_Exercise_. Look for the word "상호호환성" in the entries below, then copy every line that has it.

_Provided entries_.
──────────

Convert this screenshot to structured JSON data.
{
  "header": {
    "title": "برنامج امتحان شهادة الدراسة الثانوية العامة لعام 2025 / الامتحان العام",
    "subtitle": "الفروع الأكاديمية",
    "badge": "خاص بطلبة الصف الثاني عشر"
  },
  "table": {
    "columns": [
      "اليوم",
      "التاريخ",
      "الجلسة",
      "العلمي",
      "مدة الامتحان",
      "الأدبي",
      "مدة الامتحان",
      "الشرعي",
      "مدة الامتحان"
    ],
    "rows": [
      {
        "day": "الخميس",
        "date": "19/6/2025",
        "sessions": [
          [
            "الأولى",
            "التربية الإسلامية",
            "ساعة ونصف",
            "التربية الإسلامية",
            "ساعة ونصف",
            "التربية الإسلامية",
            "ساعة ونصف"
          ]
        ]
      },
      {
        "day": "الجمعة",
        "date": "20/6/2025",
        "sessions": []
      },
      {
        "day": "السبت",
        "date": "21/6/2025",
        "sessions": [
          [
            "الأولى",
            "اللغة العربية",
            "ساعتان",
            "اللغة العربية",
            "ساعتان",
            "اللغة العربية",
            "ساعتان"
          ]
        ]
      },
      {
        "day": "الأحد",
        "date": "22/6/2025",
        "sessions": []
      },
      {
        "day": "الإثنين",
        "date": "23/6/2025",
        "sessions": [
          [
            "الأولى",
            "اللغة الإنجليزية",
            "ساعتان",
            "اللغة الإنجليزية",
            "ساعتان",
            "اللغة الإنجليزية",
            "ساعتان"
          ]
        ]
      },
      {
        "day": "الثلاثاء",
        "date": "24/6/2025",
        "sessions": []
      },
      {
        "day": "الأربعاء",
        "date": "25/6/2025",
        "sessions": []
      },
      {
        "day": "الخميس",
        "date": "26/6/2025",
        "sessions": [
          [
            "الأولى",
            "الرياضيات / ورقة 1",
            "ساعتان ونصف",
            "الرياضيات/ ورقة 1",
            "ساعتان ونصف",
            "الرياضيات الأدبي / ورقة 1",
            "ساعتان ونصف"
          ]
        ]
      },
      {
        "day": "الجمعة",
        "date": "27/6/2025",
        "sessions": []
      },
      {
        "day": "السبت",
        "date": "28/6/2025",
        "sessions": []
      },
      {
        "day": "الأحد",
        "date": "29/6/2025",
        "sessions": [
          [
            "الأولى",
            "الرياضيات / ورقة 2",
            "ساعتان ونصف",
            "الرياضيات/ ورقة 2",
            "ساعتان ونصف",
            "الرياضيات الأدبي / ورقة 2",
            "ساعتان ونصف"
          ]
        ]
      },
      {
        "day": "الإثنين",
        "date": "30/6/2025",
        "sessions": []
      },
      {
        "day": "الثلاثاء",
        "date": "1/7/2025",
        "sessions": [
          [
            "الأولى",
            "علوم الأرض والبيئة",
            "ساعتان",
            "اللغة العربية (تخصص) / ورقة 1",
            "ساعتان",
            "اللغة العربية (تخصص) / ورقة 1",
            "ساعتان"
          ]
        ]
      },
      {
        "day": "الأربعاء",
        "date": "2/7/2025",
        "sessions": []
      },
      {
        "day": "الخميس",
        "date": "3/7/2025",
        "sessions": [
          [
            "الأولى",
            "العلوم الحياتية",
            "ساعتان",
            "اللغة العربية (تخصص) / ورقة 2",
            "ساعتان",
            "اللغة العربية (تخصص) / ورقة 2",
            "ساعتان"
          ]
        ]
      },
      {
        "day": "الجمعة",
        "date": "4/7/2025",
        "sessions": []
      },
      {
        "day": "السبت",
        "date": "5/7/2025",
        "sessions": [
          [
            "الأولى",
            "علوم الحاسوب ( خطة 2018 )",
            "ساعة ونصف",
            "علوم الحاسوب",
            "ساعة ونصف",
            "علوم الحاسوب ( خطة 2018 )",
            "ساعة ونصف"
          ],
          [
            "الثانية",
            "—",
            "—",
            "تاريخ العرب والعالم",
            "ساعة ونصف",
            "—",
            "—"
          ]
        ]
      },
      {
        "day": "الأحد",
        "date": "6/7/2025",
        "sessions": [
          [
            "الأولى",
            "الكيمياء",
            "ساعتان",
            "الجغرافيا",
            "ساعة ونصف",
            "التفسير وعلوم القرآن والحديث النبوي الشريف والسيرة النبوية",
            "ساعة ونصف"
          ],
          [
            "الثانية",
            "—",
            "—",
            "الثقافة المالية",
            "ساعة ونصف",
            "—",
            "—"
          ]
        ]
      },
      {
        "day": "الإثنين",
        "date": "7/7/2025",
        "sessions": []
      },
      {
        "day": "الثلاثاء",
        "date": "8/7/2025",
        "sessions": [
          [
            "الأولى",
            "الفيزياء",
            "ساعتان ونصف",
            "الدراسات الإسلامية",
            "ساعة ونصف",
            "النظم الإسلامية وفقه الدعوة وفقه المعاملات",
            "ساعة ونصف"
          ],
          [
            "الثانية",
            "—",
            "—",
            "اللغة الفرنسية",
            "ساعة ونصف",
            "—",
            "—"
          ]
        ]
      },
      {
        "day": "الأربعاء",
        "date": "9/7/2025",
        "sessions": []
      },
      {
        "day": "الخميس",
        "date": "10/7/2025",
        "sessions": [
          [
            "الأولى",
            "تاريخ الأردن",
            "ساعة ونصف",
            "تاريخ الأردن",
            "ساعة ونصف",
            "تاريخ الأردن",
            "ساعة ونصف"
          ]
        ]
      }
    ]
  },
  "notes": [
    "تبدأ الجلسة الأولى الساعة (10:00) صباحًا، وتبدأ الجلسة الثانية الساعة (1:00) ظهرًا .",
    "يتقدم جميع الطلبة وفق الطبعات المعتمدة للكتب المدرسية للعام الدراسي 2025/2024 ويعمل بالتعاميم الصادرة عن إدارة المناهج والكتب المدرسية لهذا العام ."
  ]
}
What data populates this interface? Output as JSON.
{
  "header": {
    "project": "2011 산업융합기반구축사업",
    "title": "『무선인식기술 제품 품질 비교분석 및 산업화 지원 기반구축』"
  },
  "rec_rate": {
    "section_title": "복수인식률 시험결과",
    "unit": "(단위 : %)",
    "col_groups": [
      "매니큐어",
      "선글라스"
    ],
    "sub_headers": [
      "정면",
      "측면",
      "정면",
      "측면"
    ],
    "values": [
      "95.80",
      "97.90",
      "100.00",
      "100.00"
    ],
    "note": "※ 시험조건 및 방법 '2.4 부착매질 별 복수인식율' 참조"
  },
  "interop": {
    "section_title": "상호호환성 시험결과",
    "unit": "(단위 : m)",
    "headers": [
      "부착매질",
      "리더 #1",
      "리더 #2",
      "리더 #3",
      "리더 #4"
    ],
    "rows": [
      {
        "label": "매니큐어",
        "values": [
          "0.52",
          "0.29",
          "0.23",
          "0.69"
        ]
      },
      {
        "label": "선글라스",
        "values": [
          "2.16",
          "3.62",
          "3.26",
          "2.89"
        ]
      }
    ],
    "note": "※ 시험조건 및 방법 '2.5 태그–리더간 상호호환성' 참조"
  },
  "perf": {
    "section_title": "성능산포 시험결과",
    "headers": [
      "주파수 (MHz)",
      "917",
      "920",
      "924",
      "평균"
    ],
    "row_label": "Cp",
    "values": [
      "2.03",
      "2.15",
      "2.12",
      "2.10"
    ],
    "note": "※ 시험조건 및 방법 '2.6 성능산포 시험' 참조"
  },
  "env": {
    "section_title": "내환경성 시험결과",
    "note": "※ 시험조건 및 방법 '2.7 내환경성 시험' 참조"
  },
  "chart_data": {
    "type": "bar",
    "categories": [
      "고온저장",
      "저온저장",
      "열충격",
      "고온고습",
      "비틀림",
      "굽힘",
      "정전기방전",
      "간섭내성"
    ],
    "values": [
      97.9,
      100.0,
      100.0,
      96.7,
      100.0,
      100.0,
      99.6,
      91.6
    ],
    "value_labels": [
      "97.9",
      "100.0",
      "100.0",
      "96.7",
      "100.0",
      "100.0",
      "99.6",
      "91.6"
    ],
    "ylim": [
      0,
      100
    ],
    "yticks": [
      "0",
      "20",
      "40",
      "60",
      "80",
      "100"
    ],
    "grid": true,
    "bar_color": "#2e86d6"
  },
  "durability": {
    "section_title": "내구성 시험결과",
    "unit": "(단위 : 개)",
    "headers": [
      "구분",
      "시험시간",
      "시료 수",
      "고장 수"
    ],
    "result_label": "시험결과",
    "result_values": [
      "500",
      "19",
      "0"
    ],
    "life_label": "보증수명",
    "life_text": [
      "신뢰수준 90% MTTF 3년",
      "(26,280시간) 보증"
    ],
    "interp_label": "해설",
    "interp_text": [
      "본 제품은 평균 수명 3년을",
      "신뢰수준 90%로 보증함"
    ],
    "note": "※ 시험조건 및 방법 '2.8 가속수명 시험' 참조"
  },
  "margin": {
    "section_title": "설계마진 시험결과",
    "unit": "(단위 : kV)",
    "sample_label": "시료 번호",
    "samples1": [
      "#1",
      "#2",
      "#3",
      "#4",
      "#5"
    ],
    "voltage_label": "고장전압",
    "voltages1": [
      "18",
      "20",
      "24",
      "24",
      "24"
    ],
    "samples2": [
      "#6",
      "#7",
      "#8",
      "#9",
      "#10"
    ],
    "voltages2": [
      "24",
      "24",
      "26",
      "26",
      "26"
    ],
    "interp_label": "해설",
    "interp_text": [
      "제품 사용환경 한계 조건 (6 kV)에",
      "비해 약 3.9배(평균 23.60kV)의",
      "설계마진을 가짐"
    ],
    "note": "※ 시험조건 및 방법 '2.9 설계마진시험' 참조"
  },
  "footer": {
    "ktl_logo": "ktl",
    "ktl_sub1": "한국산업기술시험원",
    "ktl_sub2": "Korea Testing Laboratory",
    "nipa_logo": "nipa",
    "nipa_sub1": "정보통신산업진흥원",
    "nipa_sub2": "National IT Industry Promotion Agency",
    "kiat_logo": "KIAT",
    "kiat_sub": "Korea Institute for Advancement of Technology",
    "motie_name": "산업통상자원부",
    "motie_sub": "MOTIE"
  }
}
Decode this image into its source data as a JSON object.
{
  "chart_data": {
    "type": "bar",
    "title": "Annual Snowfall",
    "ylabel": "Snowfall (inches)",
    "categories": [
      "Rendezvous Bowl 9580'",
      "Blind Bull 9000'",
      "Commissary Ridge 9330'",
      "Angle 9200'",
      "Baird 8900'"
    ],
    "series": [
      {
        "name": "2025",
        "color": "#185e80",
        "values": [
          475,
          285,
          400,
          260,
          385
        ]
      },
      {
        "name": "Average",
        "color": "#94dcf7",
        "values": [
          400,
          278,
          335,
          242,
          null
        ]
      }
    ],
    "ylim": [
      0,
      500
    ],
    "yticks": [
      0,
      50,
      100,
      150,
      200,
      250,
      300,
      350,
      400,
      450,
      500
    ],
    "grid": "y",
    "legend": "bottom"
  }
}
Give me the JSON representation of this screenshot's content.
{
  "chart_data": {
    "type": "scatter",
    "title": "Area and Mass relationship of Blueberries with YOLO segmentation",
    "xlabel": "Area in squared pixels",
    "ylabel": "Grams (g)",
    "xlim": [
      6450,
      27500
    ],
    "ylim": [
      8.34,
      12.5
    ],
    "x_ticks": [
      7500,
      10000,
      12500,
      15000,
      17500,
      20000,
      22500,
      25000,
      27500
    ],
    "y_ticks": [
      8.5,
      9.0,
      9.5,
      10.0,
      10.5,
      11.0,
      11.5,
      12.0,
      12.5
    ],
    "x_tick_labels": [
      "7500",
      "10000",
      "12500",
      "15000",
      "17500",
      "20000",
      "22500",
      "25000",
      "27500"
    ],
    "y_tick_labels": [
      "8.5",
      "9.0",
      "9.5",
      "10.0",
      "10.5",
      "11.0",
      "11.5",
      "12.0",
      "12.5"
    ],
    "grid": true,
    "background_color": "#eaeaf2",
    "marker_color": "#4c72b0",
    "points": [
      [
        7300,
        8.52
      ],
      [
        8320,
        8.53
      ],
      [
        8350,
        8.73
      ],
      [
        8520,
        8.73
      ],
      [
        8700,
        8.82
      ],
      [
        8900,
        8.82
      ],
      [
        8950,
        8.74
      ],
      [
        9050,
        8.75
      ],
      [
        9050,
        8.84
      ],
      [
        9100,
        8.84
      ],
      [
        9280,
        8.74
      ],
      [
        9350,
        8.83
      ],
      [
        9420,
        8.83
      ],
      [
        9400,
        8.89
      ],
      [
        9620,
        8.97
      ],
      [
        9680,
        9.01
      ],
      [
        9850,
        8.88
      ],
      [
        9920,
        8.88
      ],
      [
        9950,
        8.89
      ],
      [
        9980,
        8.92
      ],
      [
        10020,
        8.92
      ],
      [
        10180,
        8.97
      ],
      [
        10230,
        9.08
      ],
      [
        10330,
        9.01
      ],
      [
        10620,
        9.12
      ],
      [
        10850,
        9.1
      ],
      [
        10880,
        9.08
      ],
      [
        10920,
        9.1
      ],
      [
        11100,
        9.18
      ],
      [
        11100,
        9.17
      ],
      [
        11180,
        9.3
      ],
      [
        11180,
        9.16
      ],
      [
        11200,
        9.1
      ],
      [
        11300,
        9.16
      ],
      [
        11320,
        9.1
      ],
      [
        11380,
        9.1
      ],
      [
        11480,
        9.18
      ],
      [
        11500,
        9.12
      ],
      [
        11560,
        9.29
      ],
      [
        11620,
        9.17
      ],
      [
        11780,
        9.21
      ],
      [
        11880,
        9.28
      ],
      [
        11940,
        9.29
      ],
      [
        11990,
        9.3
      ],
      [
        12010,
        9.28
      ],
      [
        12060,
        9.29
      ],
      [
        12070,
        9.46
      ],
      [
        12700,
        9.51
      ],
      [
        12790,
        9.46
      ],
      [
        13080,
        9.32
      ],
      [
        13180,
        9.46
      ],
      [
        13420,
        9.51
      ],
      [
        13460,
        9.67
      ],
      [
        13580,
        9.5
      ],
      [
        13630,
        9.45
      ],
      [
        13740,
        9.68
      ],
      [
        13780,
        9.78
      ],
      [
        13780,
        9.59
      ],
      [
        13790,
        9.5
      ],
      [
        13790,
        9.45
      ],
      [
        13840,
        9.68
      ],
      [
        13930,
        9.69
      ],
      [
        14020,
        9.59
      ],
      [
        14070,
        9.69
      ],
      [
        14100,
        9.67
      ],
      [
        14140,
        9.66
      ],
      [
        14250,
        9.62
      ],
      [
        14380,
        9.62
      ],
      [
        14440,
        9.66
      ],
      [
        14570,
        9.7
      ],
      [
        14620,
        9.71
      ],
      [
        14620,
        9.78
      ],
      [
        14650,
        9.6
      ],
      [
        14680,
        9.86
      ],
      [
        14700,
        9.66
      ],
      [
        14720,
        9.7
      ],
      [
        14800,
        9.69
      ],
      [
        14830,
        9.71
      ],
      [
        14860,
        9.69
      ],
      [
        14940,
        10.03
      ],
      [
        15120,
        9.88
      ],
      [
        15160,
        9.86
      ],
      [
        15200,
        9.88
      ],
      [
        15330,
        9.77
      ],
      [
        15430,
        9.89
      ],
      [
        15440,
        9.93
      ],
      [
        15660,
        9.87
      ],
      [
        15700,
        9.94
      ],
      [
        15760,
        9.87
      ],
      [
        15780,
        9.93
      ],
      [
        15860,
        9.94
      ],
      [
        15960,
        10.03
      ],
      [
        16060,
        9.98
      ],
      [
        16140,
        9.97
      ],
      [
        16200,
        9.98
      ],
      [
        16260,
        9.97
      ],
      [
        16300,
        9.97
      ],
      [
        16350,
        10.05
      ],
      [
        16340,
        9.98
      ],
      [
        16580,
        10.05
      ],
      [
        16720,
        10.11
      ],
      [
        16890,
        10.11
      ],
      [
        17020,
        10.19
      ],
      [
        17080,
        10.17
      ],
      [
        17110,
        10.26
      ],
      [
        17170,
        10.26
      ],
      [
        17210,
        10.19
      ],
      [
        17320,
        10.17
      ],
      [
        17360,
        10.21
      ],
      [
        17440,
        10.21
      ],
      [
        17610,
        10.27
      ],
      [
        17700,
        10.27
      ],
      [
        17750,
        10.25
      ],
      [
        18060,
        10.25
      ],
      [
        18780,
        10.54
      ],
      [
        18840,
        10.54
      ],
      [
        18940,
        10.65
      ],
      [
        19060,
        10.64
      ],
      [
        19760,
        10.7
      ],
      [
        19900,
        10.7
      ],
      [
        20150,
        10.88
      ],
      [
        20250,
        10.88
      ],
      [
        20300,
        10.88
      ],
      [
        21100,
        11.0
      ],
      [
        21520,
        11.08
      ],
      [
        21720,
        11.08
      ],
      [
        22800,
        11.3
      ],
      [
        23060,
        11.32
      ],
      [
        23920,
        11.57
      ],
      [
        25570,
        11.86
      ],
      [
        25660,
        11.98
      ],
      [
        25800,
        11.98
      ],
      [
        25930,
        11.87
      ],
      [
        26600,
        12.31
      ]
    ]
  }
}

──────────

_Exercise answer_.
    "section_title": "상호호환성 시험결과",
    "note": "※ 시험조건 및 방법 '2.5 태그–리더간 상호호환성' 참조"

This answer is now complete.